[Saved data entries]
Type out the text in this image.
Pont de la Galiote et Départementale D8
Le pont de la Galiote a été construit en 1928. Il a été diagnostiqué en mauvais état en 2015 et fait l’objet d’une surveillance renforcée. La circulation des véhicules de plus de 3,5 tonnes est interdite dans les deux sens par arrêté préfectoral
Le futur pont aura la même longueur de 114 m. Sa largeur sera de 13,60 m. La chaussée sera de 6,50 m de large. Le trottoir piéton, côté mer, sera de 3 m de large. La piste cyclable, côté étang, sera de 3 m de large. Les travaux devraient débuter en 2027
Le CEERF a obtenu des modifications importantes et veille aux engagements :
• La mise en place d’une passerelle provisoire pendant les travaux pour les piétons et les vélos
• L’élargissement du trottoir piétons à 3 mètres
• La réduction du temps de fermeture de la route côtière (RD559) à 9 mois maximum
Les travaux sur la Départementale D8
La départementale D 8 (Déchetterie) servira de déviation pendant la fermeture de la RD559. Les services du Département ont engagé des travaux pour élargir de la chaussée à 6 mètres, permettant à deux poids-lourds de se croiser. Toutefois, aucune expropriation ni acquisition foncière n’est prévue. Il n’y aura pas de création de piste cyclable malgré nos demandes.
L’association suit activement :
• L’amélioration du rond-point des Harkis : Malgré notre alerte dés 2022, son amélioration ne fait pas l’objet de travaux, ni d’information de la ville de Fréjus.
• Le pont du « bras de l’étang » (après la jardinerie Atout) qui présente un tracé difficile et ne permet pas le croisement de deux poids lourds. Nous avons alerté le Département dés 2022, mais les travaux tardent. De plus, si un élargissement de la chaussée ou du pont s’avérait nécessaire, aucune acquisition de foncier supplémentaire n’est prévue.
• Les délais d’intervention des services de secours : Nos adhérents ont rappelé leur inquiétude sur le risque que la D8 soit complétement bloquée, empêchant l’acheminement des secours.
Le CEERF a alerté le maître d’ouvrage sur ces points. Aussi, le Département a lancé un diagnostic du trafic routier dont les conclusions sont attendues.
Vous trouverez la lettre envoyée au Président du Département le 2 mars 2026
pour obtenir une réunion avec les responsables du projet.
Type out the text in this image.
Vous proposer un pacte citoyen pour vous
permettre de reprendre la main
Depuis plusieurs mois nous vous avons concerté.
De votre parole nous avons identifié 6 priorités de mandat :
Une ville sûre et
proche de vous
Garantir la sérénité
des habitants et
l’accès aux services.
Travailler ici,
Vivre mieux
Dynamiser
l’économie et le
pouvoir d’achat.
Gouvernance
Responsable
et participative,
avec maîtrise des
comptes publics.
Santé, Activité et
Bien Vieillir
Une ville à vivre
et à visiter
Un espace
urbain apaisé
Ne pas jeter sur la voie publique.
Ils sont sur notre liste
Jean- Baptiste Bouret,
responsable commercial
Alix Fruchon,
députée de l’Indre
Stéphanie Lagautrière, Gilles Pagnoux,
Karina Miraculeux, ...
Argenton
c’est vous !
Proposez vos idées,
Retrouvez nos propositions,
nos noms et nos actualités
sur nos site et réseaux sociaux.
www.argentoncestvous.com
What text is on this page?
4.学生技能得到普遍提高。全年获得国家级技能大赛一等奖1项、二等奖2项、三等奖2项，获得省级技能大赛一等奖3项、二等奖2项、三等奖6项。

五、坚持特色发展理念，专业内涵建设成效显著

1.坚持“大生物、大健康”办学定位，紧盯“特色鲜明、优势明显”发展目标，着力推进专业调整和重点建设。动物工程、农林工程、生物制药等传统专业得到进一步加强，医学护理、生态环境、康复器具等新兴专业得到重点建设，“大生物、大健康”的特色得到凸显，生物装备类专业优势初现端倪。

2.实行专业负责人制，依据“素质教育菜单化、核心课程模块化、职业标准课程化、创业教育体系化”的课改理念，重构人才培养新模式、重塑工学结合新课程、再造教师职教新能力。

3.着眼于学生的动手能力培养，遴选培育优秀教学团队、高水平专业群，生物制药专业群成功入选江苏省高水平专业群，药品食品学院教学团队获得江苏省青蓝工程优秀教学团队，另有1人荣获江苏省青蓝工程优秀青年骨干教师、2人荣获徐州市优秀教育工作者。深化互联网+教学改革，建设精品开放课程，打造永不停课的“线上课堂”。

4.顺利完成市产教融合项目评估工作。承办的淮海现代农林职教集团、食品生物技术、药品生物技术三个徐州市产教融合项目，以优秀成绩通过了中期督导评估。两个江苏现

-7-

Exercise details: Provide the number of lines in the entries that include "lourds", and no other text.

Solution to the exercise: 2